[Stored data]
** begin **
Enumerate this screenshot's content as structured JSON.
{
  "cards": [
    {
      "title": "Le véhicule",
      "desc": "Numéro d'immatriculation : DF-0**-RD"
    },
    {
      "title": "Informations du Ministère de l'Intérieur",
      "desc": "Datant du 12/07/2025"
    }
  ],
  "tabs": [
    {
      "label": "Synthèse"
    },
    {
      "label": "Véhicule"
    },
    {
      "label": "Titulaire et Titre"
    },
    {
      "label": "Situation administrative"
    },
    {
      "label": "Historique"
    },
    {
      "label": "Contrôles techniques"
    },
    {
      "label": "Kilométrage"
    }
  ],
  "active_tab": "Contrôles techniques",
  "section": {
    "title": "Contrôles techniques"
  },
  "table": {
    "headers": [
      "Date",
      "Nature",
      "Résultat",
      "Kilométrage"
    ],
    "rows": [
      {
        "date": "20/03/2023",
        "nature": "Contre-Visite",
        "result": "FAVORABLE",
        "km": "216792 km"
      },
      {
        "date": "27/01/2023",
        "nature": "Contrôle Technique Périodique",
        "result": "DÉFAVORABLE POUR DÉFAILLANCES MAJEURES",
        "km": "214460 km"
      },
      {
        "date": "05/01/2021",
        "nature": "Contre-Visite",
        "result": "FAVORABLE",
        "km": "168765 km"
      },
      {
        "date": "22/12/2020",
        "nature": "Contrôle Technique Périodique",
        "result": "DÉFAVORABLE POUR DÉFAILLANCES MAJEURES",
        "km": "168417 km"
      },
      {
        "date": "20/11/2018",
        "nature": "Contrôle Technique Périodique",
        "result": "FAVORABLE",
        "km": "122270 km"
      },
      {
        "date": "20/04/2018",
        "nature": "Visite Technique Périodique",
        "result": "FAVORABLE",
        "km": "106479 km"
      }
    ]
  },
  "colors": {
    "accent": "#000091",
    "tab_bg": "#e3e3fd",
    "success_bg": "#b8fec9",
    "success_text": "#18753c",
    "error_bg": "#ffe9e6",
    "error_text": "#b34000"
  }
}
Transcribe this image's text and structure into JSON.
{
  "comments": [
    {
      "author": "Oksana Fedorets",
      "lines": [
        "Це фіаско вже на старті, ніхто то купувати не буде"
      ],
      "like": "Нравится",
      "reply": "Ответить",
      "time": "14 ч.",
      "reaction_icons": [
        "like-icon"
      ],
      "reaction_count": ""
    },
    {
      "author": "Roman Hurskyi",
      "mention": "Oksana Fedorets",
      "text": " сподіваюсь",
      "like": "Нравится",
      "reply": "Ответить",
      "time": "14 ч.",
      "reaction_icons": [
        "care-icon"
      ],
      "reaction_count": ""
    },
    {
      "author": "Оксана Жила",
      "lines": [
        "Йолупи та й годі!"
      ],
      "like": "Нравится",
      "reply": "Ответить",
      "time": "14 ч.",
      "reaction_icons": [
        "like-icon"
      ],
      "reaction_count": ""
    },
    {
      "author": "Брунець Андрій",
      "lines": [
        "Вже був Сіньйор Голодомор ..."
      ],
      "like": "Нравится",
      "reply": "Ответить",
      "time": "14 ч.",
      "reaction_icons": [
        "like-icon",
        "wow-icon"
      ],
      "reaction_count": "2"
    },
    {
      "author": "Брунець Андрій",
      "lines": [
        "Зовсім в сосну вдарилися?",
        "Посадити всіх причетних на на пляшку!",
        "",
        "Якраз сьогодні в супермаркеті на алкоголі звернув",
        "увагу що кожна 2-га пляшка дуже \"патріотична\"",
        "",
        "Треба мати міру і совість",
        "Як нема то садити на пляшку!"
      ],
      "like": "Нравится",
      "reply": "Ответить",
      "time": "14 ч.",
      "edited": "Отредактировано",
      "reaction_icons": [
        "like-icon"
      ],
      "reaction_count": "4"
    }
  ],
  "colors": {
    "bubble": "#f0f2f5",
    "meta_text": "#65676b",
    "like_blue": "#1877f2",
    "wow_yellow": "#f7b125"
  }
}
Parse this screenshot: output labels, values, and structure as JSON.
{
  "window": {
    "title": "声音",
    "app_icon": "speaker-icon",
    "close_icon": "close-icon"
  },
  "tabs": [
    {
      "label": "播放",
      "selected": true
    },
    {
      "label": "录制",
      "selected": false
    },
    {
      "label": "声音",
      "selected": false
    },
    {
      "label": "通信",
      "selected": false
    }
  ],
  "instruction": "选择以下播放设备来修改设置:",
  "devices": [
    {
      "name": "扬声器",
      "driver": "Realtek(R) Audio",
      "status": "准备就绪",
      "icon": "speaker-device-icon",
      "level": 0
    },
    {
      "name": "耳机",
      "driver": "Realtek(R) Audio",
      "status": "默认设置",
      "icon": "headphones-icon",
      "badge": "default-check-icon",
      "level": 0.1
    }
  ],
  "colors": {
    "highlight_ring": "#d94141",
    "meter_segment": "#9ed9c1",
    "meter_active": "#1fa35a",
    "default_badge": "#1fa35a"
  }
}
** end **
_WHAT THE TASK REQUIRES:_
Repeat all of the records above exactly as they appear.

_CORRECT ANSWER:_
Enumerate this screenshot's content as structured JSON.
{
  "cards": [
    {
      "title": "Le véhicule",
      "desc": "Numéro d'immatriculation : DF-0**-RD"
    },
    {
      "title": "Informations du Ministère de l'Intérieur",
      "desc": "Datant du 12/07/2025"
    }
  ],
  "tabs": [
    {
      "label": "Synthèse"
    },
    {
      "label": "Véhicule"
    },
    {
      "label": "Titulaire et Titre"
    },
    {
      "label": "Situation administrative"
    },
    {
      "label": "Historique"
    },
    {
      "label": "Contrôles techniques"
    },
    {
      "label": "Kilométrage"
    }
  ],
  "active_tab": "Contrôles techniques",
  "section": {
    "title": "Contrôles techniques"
  },
  "table": {
    "headers": [
      "Date",
      "Nature",
      "Résultat",
      "Kilométrage"
    ],
    "rows": [
      {
        "date": "20/03/2023",
        "nature": "Contre-Visite",
        "result": "FAVORABLE",
        "km": "216792 km"
      },
      {
        "date": "27/01/2023",
        "nature": "Contrôle Technique Périodique",
        "result": "DÉFAVORABLE POUR DÉFAILLANCES MAJEURES",
        "km": "214460 km"
      },
      {
        "date": "05/01/2021",
        "nature": "Contre-Visite",
        "result": "FAVORABLE",
        "km": "168765 km"
      },
      {
        "date": "22/12/2020",
        "nature": "Contrôle Technique Périodique",
        "result": "DÉFAVORABLE POUR DÉFAILLANCES MAJEURES",
        "km": "168417 km"
      },
      {
        "date": "20/11/2018",
        "nature": "Contrôle Technique Périodique",
        "result": "FAVORABLE",
        "km": "122270 km"
      },
      {
        "date": "20/04/2018",
        "nature": "Visite Technique Périodique",
        "result": "FAVORABLE",
        "km": "106479 km"
      }
    ]
  },
  "colors": {
    "accent": "#000091",
    "tab_bg": "#e3e3fd",
    "success_bg": "#b8fec9",
    "success_text": "#18753c",
    "error_bg": "#ffe9e6",
    "error_text": "#b34000"
  }
}
Transcribe this image's text and structure into JSON.
{
  "comments": [
    {
      "author": "Oksana Fedorets",
      "lines": [
        "Це фіаско вже на старті, ніхто то купувати не буде"
      ],
      "like": "Нравится",
      "reply": "Ответить",
      "time": "14 ч.",
      "reaction_icons": [
        "like-icon"
      ],
      "reaction_count": ""
    },
    {
      "author": "Roman Hurskyi",
      "mention": "Oksana Fedorets",
      "text": " сподіваюсь",
      "like": "Нравится",
      "reply": "Ответить",
      "time": "14 ч.",
      "reaction_icons": [
        "care-icon"
      ],
      "reaction_count": ""
    },
    {
      "author": "Оксана Жила",
      "lines": [
        "Йолупи та й годі!"
      ],
      "like": "Нравится",
      "reply": "Ответить",
      "time": "14 ч.",
      "reaction_icons": [
        "like-icon"
      ],
      "reaction_count": ""
    },
    {
      "author": "Брунець Андрій",
      "lines": [
        "Вже був Сіньйор Голодомор ..."
      ],
      "like": "Нравится",
      "reply": "Ответить",
      "time": "14 ч.",
      "reaction_icons": [
        "like-icon",
        "wow-icon"
      ],
      "reaction_count": "2"
    },
    {
      "author": "Брунець Андрій",
      "lines": [
        "Зовсім в сосну вдарилися?",
        "Посадити всіх причетних на на пляшку!",
        "",
        "Якраз сьогодні в супермаркеті на алкоголі звернув",
        "увагу що кожна 2-га пляшка дуже \"патріотична\"",
        "",
        "Треба мати міру і совість",
        "Як нема то садити на пляшку!"
      ],
      "like": "Нравится",
      "reply": "Ответить",
      "time": "14 ч.",
      "edited": "Отредактировано",
      "reaction_icons": [
        "like-icon"
      ],
      "reaction_count": "4"
    }
  ],
  "colors": {
    "bubble": "#f0f2f5",
    "meta_text": "#65676b",
    "like_blue": "#1877f2",
    "wow_yellow": "#f7b125"
  }
}
Parse this screenshot: output labels, values, and structure as JSON.
{
  "window": {
    "title": "声音",
    "app_icon": "speaker-icon",
    "close_icon": "close-icon"
  },
  "tabs": [
    {
      "label": "播放",
      "selected": true
    },
    {
      "label": "录制",
      "selected": false
    },
    {
      "label": "声音",
      "selected": false
    },
    {
      "label": "通信",
      "selected": false
    }
  ],
  "instruction": "选择以下播放设备来修改设置:",
  "devices": [
    {
      "name": "扬声器",
      "driver": "Realtek(R) Audio",
      "status": "准备就绪",
      "icon": "speaker-device-icon",
      "level": 0
    },
    {
      "name": "耳机",
      "driver": "Realtek(R) Audio",
      "status": "默认设置",
      "icon": "headphones-icon",
      "badge": "default-check-icon",
      "level": 0.1
    }
  ],
  "colors": {
    "highlight_ring": "#d94141",
    "meter_segment": "#9ed9c1",
    "meter_active": "#1fa35a",
    "default_badge": "#1fa35a"
  }
}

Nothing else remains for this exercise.